* RECORDS SHOWN:

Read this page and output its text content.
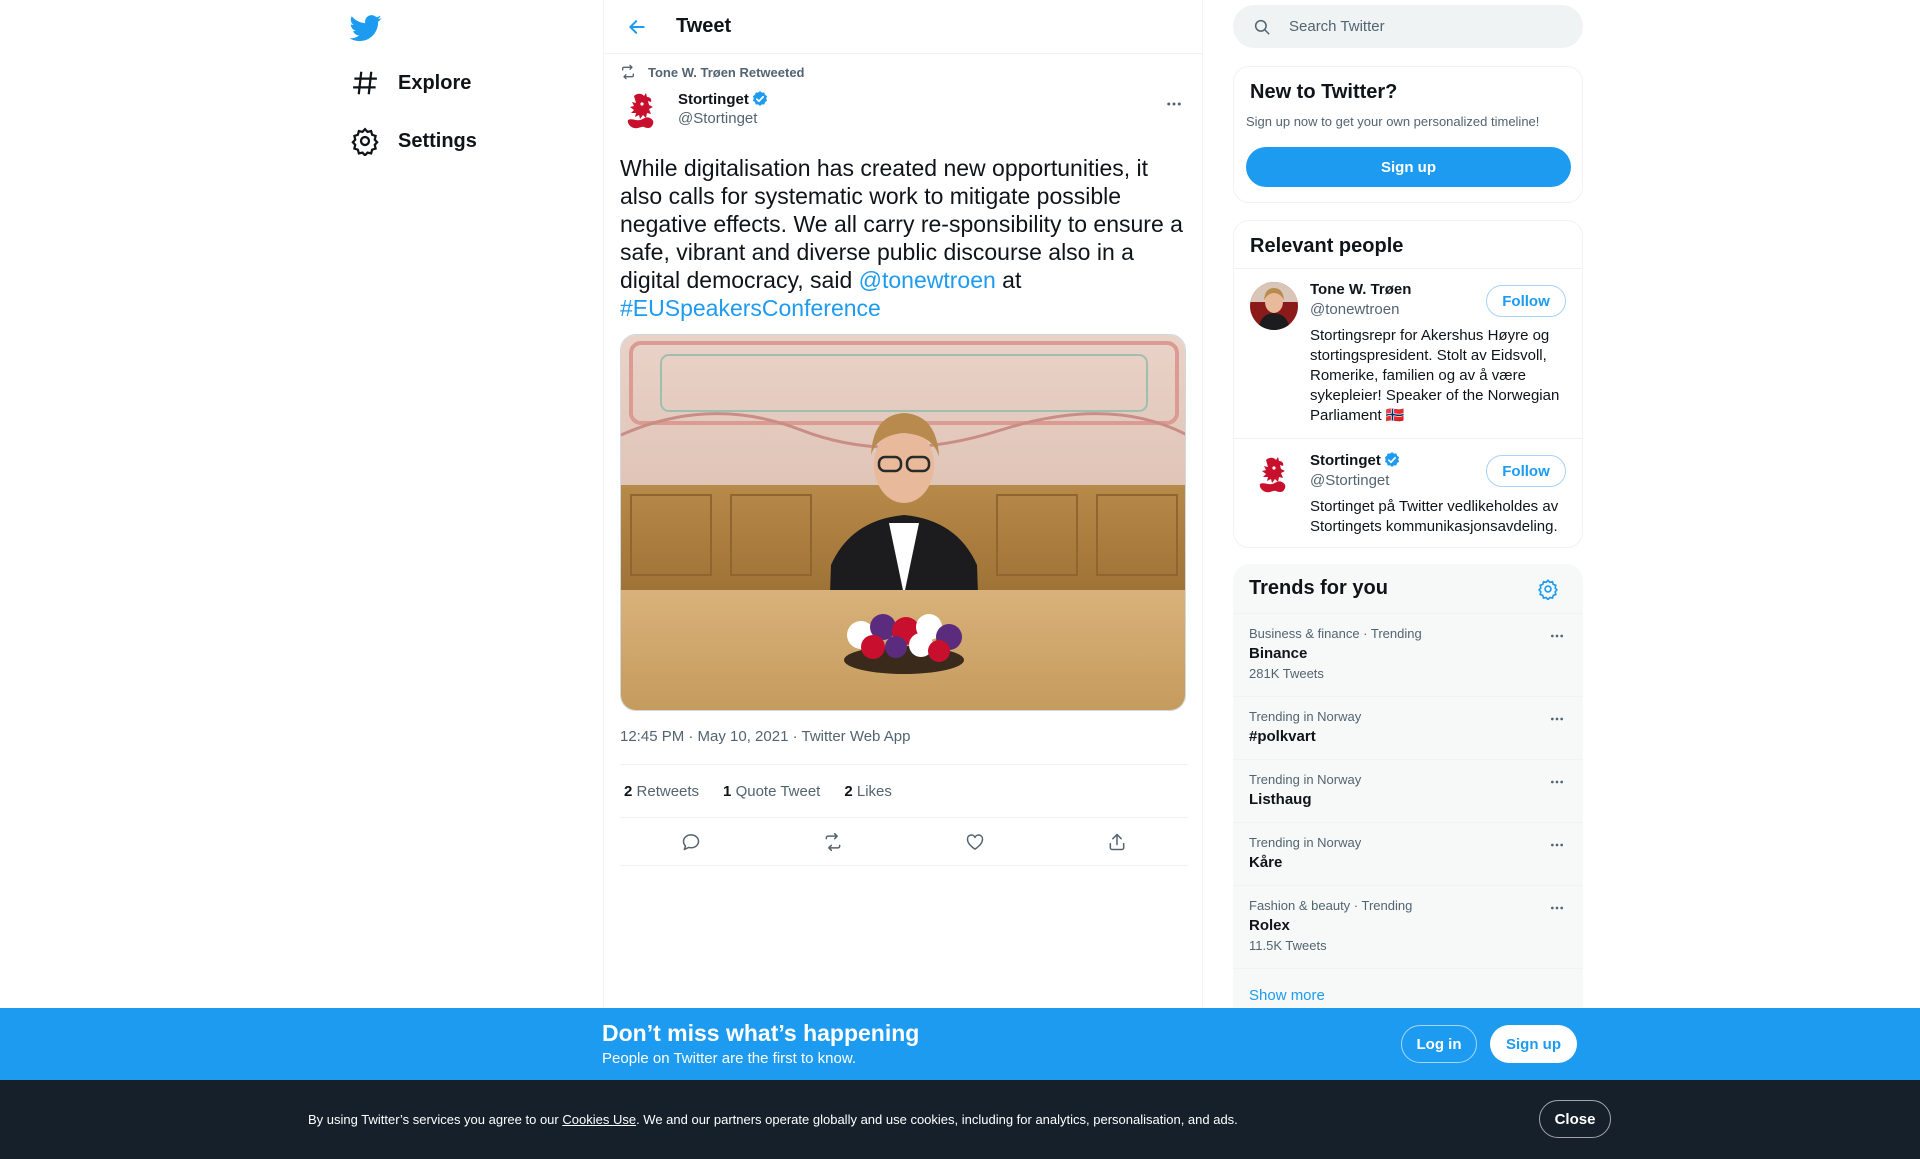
Explore
Settings
Tweet
Tone W. Trøen Retweeted
Stortinget
@Stortinget
While digitalisation has created new opportunities, it also calls for systematic work to mitigate possible negative effects. We all carry re-sponsibility to ensure a safe, vibrant and diverse public discourse also in a digital democracy, said @tonewtroen at
#EUSpeakersConference
12:45 PM · May 10, 2021 · Twitter Web App
2 Retweets 1 Quote Tweet 2 Likes
Search Twitter
New to Twitter?
Sign up now to get your own personalized timeline!
Sign up
Relevant people
Tone W. Trøen
@tonewtroen
Stortingsrepr for Akershus Høyre og stortingspresident. Stolt av Eidsvoll, Romerike, familien og av å være sykepleier! Speaker of the Norwegian Parliament 🇳🇴
Follow
Stortinget
@Stortinget
Stortinget på Twitter vedlikeholdes av Stortingets kommunikasjonsavdeling.
Follow
Trends for you
Business & finance · Trending
Binance
281K Tweets
Trending in Norway
#polkvart
Trending in Norway
Listhaug
Trending in Norway
Kåre
Fashion & beauty · Trending
Rolex
11.5K Tweets
Show more
Don’t miss what’s happening
People on Twitter are the first to know.
Log in	Sign up
By using Twitter’s services you agree to our Cookies Use. We and our partners operate globally and use cookies, including for analytics, personalisation, and ads.	Close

* PROMPT: Which lines hold the word "Sign"? Copy all of them.

* SOLUTION FOR THIS EXERCISE:
Sign up now to get your own personalized timeline!
Sign up
Log in	Sign up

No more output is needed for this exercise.